== Records shown ==

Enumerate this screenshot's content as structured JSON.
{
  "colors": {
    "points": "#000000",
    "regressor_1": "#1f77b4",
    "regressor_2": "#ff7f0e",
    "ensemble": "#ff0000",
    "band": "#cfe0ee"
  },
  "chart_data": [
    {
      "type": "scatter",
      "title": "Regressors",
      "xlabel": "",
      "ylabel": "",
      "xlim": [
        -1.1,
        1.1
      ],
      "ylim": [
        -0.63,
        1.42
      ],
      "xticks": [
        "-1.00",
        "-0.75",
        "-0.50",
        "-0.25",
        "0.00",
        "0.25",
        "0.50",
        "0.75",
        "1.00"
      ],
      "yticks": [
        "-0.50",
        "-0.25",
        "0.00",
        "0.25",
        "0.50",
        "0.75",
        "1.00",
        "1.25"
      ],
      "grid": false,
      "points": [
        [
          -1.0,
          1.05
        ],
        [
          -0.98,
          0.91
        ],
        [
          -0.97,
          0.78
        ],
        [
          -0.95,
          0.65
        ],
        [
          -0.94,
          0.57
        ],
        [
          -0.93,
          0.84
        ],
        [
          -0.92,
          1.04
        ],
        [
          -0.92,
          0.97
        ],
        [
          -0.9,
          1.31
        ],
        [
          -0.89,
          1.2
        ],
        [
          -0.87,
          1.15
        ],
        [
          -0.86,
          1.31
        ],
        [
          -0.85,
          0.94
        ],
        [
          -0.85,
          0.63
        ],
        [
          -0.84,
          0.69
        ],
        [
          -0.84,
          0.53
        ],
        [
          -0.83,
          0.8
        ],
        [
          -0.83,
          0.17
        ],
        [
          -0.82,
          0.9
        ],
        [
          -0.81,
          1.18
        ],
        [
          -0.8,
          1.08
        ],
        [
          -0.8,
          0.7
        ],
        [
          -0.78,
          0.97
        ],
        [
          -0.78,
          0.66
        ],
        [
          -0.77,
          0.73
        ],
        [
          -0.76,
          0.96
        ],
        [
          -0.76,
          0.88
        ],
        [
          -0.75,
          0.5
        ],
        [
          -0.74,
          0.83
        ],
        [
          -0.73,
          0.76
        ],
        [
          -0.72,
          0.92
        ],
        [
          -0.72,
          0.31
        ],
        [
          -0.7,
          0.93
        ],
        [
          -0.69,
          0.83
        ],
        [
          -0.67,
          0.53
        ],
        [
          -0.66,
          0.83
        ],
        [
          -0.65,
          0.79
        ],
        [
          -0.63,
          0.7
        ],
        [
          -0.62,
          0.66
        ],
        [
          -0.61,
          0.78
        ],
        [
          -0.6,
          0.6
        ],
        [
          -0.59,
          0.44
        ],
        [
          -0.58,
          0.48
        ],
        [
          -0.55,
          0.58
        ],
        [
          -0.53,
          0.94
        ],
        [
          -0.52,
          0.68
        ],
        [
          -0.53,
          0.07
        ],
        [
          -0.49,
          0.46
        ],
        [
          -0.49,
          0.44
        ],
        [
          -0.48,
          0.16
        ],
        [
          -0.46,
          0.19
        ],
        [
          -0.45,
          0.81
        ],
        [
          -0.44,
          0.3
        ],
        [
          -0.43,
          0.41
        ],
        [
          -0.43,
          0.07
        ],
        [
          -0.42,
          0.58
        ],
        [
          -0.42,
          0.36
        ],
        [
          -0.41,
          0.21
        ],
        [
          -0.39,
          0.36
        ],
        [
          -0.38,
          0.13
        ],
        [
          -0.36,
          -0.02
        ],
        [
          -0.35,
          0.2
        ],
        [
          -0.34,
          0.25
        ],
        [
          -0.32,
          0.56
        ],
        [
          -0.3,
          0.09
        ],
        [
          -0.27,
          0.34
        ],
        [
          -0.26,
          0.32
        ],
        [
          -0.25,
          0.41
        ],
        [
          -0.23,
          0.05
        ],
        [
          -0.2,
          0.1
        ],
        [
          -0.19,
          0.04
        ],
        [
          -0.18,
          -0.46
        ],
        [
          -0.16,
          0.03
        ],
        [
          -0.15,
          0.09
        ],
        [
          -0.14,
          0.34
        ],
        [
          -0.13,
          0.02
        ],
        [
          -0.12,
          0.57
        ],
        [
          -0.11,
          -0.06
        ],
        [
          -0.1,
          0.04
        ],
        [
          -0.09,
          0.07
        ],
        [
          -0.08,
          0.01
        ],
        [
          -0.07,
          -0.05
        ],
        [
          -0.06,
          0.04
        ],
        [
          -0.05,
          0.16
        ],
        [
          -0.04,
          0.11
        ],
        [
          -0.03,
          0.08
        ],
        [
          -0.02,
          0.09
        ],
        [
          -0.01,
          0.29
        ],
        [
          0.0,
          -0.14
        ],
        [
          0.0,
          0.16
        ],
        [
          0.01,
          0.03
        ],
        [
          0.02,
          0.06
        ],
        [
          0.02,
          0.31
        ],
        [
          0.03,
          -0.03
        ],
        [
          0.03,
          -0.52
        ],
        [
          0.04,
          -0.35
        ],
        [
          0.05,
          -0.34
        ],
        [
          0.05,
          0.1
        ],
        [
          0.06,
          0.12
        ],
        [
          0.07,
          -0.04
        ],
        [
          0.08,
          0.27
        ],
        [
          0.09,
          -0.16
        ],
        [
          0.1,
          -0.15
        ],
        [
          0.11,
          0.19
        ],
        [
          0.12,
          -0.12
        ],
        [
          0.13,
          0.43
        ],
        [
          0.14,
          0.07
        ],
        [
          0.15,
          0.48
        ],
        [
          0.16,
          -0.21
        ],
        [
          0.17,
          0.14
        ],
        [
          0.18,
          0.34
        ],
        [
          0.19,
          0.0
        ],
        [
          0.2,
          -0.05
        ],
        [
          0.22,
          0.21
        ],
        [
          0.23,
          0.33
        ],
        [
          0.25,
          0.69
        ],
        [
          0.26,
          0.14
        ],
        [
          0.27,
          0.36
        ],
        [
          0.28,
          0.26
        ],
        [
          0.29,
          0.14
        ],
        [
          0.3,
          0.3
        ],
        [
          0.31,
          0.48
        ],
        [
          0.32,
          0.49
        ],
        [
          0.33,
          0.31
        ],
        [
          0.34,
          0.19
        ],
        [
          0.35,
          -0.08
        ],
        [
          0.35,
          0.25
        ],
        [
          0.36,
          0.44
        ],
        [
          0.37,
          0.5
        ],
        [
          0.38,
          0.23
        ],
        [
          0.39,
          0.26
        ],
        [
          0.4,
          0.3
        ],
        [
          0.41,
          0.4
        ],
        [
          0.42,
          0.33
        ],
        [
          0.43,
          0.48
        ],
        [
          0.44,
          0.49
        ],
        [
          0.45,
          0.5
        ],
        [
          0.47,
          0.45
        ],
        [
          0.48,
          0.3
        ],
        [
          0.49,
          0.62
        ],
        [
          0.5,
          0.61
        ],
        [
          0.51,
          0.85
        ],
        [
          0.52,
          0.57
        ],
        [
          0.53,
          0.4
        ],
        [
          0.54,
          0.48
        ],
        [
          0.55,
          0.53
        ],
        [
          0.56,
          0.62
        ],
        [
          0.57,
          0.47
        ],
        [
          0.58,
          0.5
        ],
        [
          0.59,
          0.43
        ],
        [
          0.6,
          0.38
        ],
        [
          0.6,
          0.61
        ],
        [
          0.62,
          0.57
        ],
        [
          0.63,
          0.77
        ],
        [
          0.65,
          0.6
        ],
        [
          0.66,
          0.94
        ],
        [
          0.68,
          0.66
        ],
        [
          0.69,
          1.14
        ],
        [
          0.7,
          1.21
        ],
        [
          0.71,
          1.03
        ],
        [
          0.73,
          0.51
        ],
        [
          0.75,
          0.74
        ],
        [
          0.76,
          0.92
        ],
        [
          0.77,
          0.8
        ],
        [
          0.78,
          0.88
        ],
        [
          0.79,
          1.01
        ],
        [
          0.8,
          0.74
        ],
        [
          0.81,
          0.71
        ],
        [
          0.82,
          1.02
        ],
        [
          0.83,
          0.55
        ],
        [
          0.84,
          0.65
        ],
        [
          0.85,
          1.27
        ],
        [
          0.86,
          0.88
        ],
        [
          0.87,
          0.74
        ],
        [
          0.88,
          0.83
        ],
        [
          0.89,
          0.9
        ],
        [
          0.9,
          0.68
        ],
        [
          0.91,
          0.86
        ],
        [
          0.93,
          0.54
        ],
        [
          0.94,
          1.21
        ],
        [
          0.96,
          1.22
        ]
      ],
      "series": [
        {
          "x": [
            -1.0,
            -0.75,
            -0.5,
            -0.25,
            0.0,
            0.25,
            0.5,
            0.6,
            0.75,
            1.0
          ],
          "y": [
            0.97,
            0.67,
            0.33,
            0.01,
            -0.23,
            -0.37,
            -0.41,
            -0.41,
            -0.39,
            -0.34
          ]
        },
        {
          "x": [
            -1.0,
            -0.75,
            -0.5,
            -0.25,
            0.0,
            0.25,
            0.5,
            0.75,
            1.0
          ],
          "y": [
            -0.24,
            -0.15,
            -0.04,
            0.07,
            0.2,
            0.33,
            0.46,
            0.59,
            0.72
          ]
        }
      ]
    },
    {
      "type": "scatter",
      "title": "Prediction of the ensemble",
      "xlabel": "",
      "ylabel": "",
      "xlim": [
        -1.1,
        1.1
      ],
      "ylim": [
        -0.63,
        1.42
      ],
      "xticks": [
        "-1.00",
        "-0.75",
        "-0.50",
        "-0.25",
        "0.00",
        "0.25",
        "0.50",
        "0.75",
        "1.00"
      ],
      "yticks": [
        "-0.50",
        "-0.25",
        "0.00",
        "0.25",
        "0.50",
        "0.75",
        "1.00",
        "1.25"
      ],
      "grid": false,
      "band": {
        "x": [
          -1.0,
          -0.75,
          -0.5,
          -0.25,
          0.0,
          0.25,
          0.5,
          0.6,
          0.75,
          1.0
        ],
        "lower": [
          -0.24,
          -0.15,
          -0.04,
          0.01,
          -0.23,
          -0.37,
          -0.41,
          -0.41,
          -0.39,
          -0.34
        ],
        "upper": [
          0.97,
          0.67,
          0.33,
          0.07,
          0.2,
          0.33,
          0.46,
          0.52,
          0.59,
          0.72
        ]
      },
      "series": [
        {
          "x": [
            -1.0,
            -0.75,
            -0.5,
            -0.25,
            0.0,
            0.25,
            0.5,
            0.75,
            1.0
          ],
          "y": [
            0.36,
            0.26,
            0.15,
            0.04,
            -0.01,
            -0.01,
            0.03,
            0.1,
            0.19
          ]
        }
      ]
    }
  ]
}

===

▶ **Given request**
Copy every line in the records above that contains the word "title".

▶ **Task answer**
      "title": "Regressors",
      "title": "Prediction of the ensemble",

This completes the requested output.